▶ [WRITTEN TASK] Reproduce the listing exactly, with no pictures in your copy.
§ §
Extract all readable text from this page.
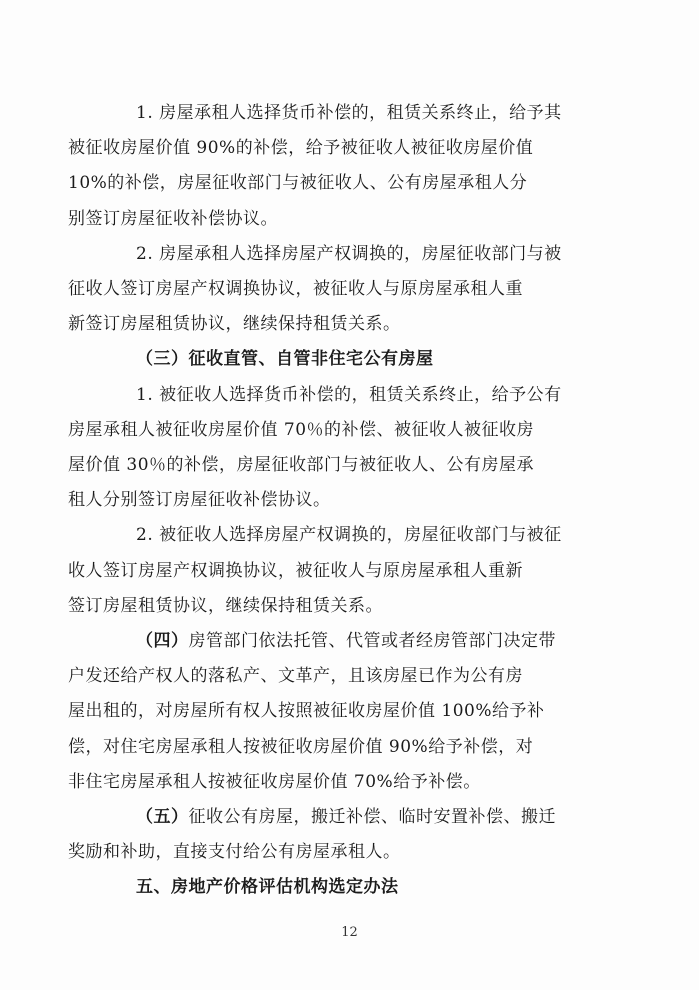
1. 房屋承租人选择货币补偿的，租赁关系终止，给予其
被征收房屋价值 90%的补偿，给予被征收人被征收房屋价值
10%的补偿，房屋征收部门与被征收人、公有房屋承租人分
别签订房屋征收补偿协议。

2. 房屋承租人选择房屋产权调换的，房屋征收部门与被
征收人签订房屋产权调换协议，被征收人与原房屋承租人重
新签订房屋租赁协议，继续保持租赁关系。

（三）征收直管、自管非住宅公有房屋

1. 被征收人选择货币补偿的，租赁关系终止，给予公有
房屋承租人被征收房屋价值 70％的补偿、被征收人被征收房
屋价值 30％的补偿，房屋征收部门与被征收人、公有房屋承
租人分别签订房屋征收补偿协议。

2. 被征收人选择房屋产权调换的，房屋征收部门与被征
收人签订房屋产权调换协议，被征收人与原房屋承租人重新
签订房屋租赁协议，继续保持租赁关系。

（四）房管部门依法托管、代管或者经房管部门决定带
户发还给产权人的落私产、文革产，且该房屋已作为公有房
屋出租的，对房屋所有权人按照被征收房屋价值 100%给予补
偿，对住宅房屋承租人按被征收房屋价值 90%给予补偿，对
非住宅房屋承租人按被征收房屋价值 70%给予补偿。

（五）征收公有房屋，搬迁补偿、临时安置补偿、搬迁
奖励和补助，直接支付给公有房屋承租人。

五、房地产价格评估机构选定办法

12
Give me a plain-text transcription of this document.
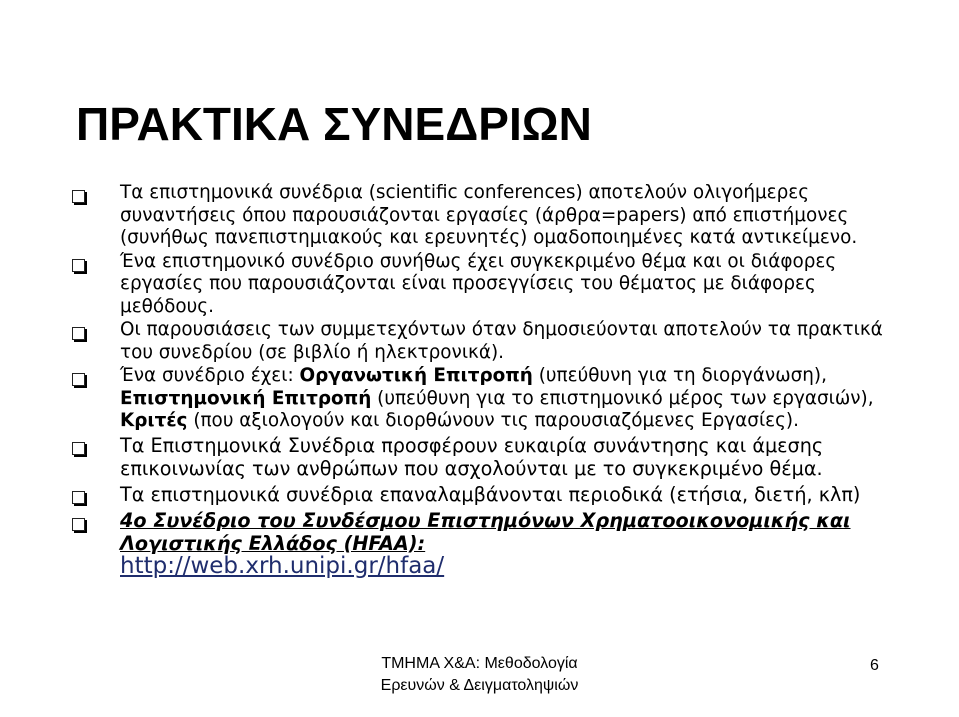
ΠΡΑΚΤΙΚΑ ΣΥΝΕΔΡΙΩΝ
Τα επιστημονικά συνέδρια (scientific conferences) αποτελούν ολιγοήμερες συναντήσεις όπου παρουσιάζονται εργασίες (άρθρα=papers) από επιστήμονες (συνήθως πανεπιστημιακούς και ερευνητές) ομαδοποιημένες κατά αντικείμενο.
Ένα επιστημονικό συνέδριο συνήθως έχει συγκεκριμένο θέμα και οι διάφορες εργασίες που παρουσιάζονται είναι προσεγγίσεις του θέματος με διάφορες μεθόδους.
Οι παρουσιάσεις των συμμετεχόντων όταν δημοσιεύονται αποτελούν τα πρακτικά του συνεδρίου (σε βιβλίο ή ηλεκτρονικά).
Ένα συνέδριο έχει: Οργανωτική Επιτροπή (υπεύθυνη για τη διοργάνωση), Επιστημονική Επιτροπή (υπεύθυνη για το επιστημονικό μέρος των εργασιών), Κριτές (που αξιολογούν και διορθώνουν τις παρουσιαζόμενες Εργασίες).
Τα Επιστημονικά Συνέδρια προσφέρουν ευκαιρία συνάντησης και άμεσης επικοινωνίας των ανθρώπων που ασχολούνται με το συγκεκριμένο θέμα.
Τα επιστημονικά συνέδρια επαναλαμβάνονται περιοδικά (ετήσια, διετή, κλπ)
4ο Συνέδριο του Συνδέσμου Επιστημόνων Χρηματοοικονομικής και Λογιστικής Ελλάδος (HFAA):
http://web.xrh.unipi.gr/hfaa/
ΤΜΗΜΑ Χ&Α: Μεθοδολογία
Ερευνών & Δειγματοληψιών
6
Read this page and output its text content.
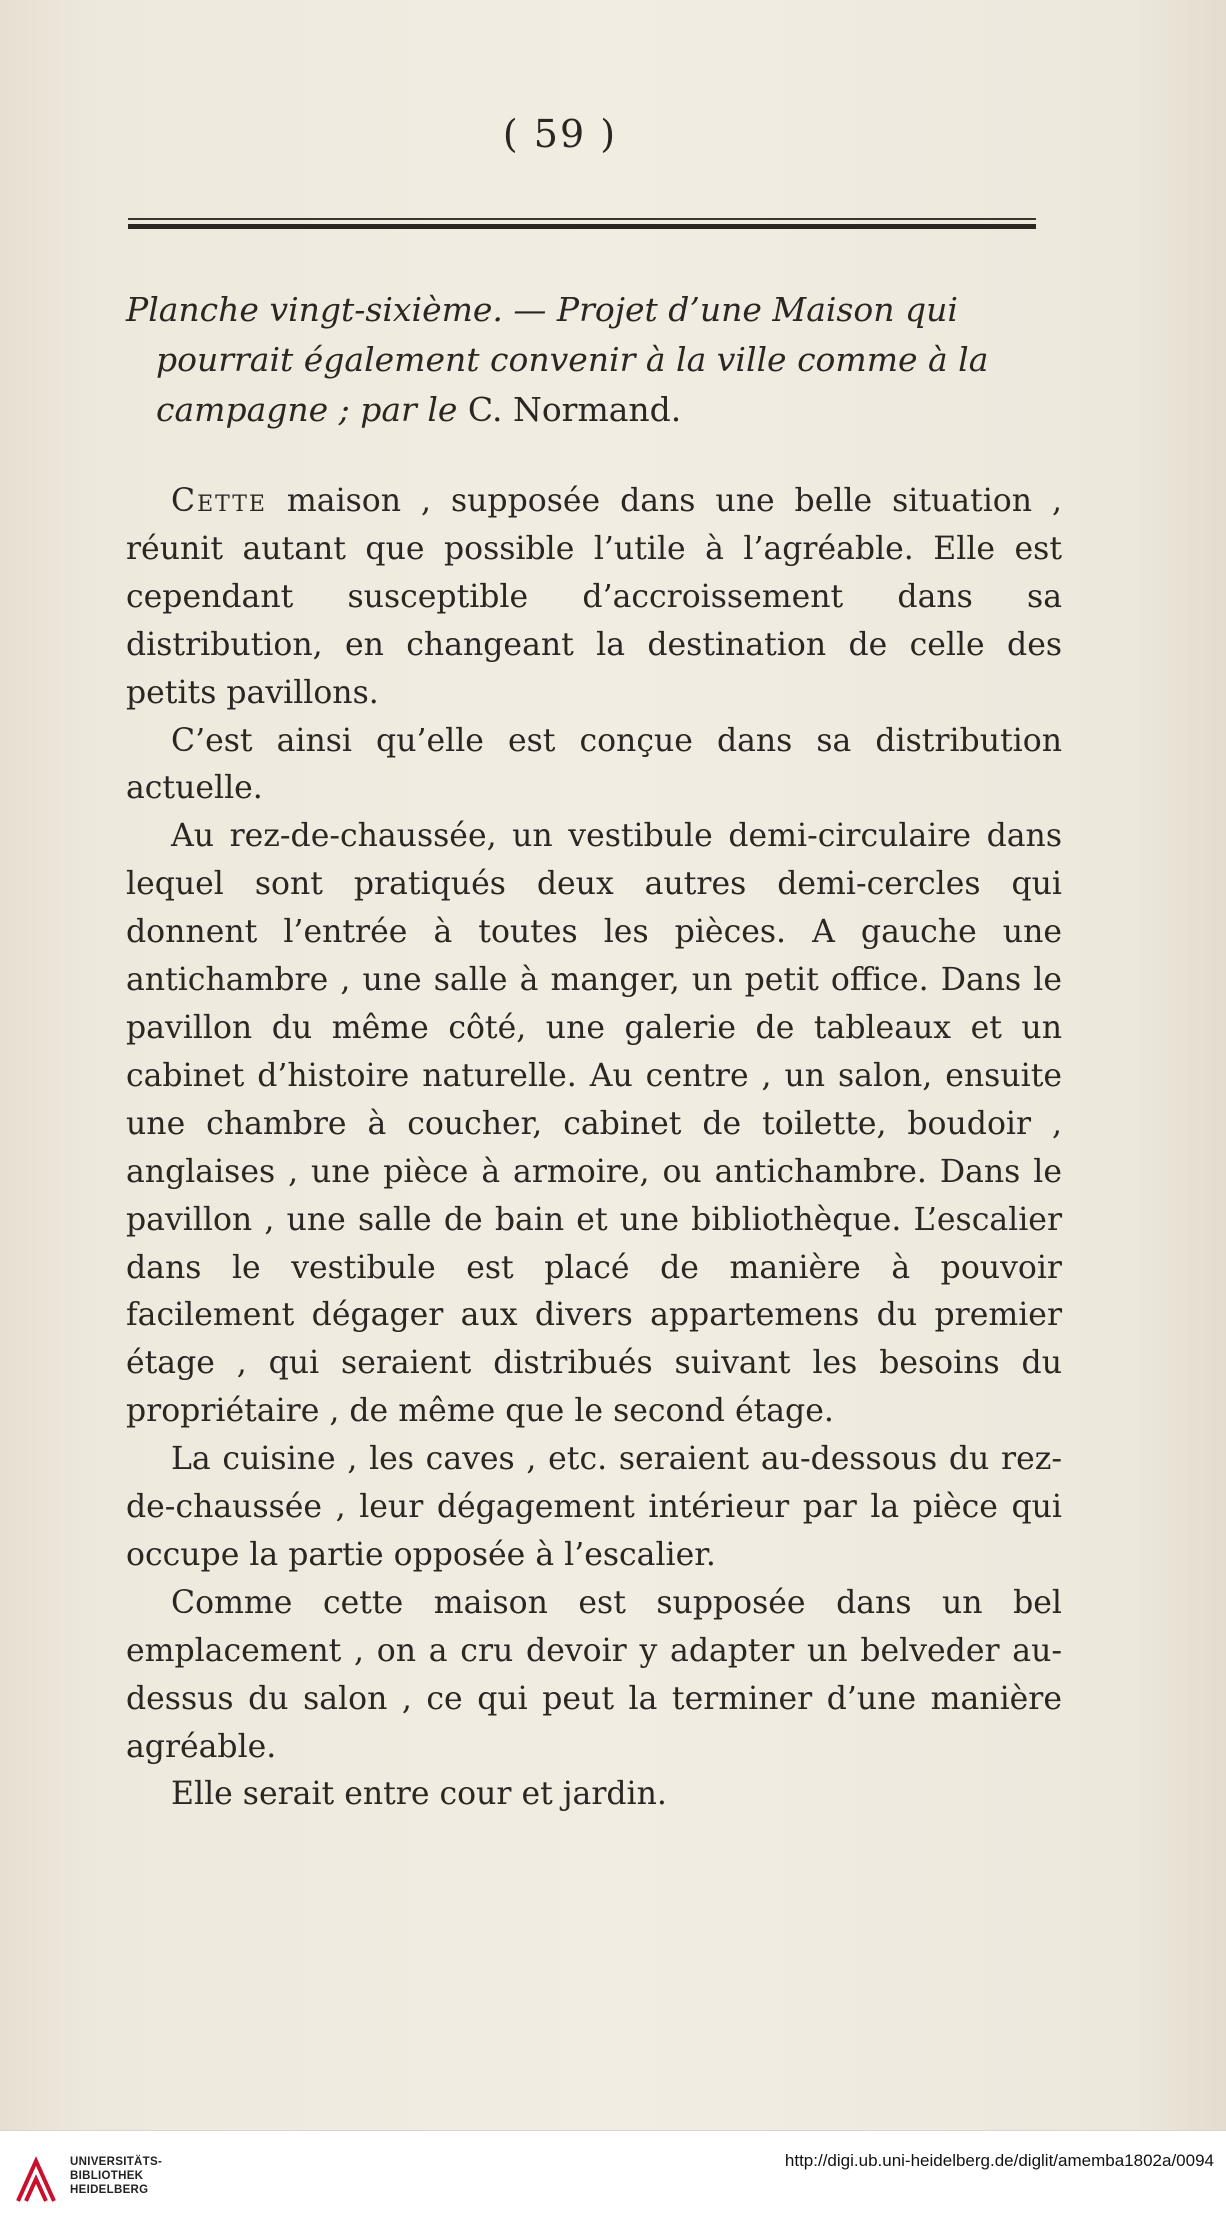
( 59 )
Planche vingt-sixième. — Projet d’une Maison qui
pourrait également convenir à la ville comme à la
campagne ; par le C. Normand.

Cette maison , supposée dans une belle situation , réunit autant que possible l’utile à l’agréable. Elle est cependant susceptible d’accroissement dans sa distribution, en changeant la destination de celle des petits pavillons.

C’est ainsi qu’elle est conçue dans sa distribution actuelle.

Au rez-de-chaussée, un vestibule demi-circulaire dans lequel sont pratiqués deux autres demi-cercles qui donnent l’entrée à toutes les pièces. A gauche une antichambre , une salle à manger, un petit office. Dans le pavillon du même côté, une galerie de tableaux et un cabinet d’histoire naturelle. Au centre , un salon, ensuite une chambre à coucher, cabinet de toilette, boudoir , anglaises , une pièce à armoire, ou antichambre. Dans le pavillon , une salle de bain et une bibliothèque. L’escalier dans le vestibule est placé de manière à pouvoir facilement dégager aux divers appartemens du premier étage , qui seraient distribués suivant les besoins du propriétaire , de même que le second étage.

La cuisine , les caves , etc. seraient au-dessous du rez-de-chaussée , leur dégagement intérieur par la pièce qui occupe la partie opposée à l’escalier.

Comme cette maison est supposée dans un bel emplacement , on a cru devoir y adapter un belveder au-dessus du salon , ce qui peut la terminer d’une manière agréable.

Elle serait entre cour et jardin.

UNIVERSITÄTS-
BIBLIOTHEK
HEIDELBERG
http://digi.ub.uni-heidelberg.de/diglit/amemba1802a/0094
§ §
▶ [EXPECTED ANSWER]
Extract all readable text from this page.
1. 房屋承租人选择货币补偿的，租赁关系终止，给予其
被征收房屋价值 90%的补偿，给予被征收人被征收房屋价值
10%的补偿，房屋征收部门与被征收人、公有房屋承租人分
别签订房屋征收补偿协议。

2. 房屋承租人选择房屋产权调换的，房屋征收部门与被
征收人签订房屋产权调换协议，被征收人与原房屋承租人重
新签订房屋租赁协议，继续保持租赁关系。

（三）征收直管、自管非住宅公有房屋

1. 被征收人选择货币补偿的，租赁关系终止，给予公有
房屋承租人被征收房屋价值 70％的补偿、被征收人被征收房
屋价值 30％的补偿，房屋征收部门与被征收人、公有房屋承
租人分别签订房屋征收补偿协议。

2. 被征收人选择房屋产权调换的，房屋征收部门与被征
收人签订房屋产权调换协议，被征收人与原房屋承租人重新
签订房屋租赁协议，继续保持租赁关系。

（四）房管部门依法托管、代管或者经房管部门决定带
户发还给产权人的落私产、文革产，且该房屋已作为公有房
屋出租的，对房屋所有权人按照被征收房屋价值 100%给予补
偿，对住宅房屋承租人按被征收房屋价值 90%给予补偿，对
非住宅房屋承租人按被征收房屋价值 70%给予补偿。

（五）征收公有房屋，搬迁补偿、临时安置补偿、搬迁
奖励和补助，直接支付给公有房屋承租人。

五、房地产价格评估机构选定办法

12
Give me a plain-text transcription of this document.
ΠΡΑΚΤΙΚΑ ΣΥΝΕΔΡΙΩΝ
Τα επιστημονικά συνέδρια (scientific conferences) αποτελούν ολιγοήμερες συναντήσεις όπου παρουσιάζονται εργασίες (άρθρα=papers) από επιστήμονες (συνήθως πανεπιστημιακούς και ερευνητές) ομαδοποιημένες κατά αντικείμενο.
Ένα επιστημονικό συνέδριο συνήθως έχει συγκεκριμένο θέμα και οι διάφορες εργασίες που παρουσιάζονται είναι προσεγγίσεις του θέματος με διάφορες μεθόδους.
Οι παρουσιάσεις των συμμετεχόντων όταν δημοσιεύονται αποτελούν τα πρακτικά του συνεδρίου (σε βιβλίο ή ηλεκτρονικά).
Ένα συνέδριο έχει: Οργανωτική Επιτροπή (υπεύθυνη για τη διοργάνωση), Επιστημονική Επιτροπή (υπεύθυνη για το επιστημονικό μέρος των εργασιών), Κριτές (που αξιολογούν και διορθώνουν τις παρουσιαζόμενες Εργασίες).
Τα Επιστημονικά Συνέδρια προσφέρουν ευκαιρία συνάντησης και άμεσης επικοινωνίας των ανθρώπων που ασχολούνται με το συγκεκριμένο θέμα.
Τα επιστημονικά συνέδρια επαναλαμβάνονται περιοδικά (ετήσια, διετή, κλπ)
4ο Συνέδριο του Συνδέσμου Επιστημόνων Χρηματοοικονομικής και Λογιστικής Ελλάδος (HFAA):
http://web.xrh.unipi.gr/hfaa/
ΤΜΗΜΑ Χ&Α: Μεθοδολογία
Ερευνών & Δειγματοληψιών
6
Read this page and output its text content.
( 59 )
Planche vingt-sixième. — Projet d’une Maison qui
pourrait également convenir à la ville comme à la
campagne ; par le C. Normand.

Cette maison , supposée dans une belle situation , réunit autant que possible l’utile à l’agréable. Elle est cependant susceptible d’accroissement dans sa distribution, en changeant la destination de celle des petits pavillons.

C’est ainsi qu’elle est conçue dans sa distribution actuelle.

Au rez-de-chaussée, un vestibule demi-circulaire dans lequel sont pratiqués deux autres demi-cercles qui donnent l’entrée à toutes les pièces. A gauche une antichambre , une salle à manger, un petit office. Dans le pavillon du même côté, une galerie de tableaux et un cabinet d’histoire naturelle. Au centre , un salon, ensuite une chambre à coucher, cabinet de toilette, boudoir , anglaises , une pièce à armoire, ou antichambre. Dans le pavillon , une salle de bain et une bibliothèque. L’escalier dans le vestibule est placé de manière à pouvoir facilement dégager aux divers appartemens du premier étage , qui seraient distribués suivant les besoins du propriétaire , de même que le second étage.

La cuisine , les caves , etc. seraient au-dessous du rez-de-chaussée , leur dégagement intérieur par la pièce qui occupe la partie opposée à l’escalier.

Comme cette maison est supposée dans un bel emplacement , on a cru devoir y adapter un belveder au-dessus du salon , ce qui peut la terminer d’une manière agréable.

Elle serait entre cour et jardin.

UNIVERSITÄTS-
BIBLIOTHEK
HEIDELBERG
http://digi.ub.uni-heidelberg.de/diglit/amemba1802a/0094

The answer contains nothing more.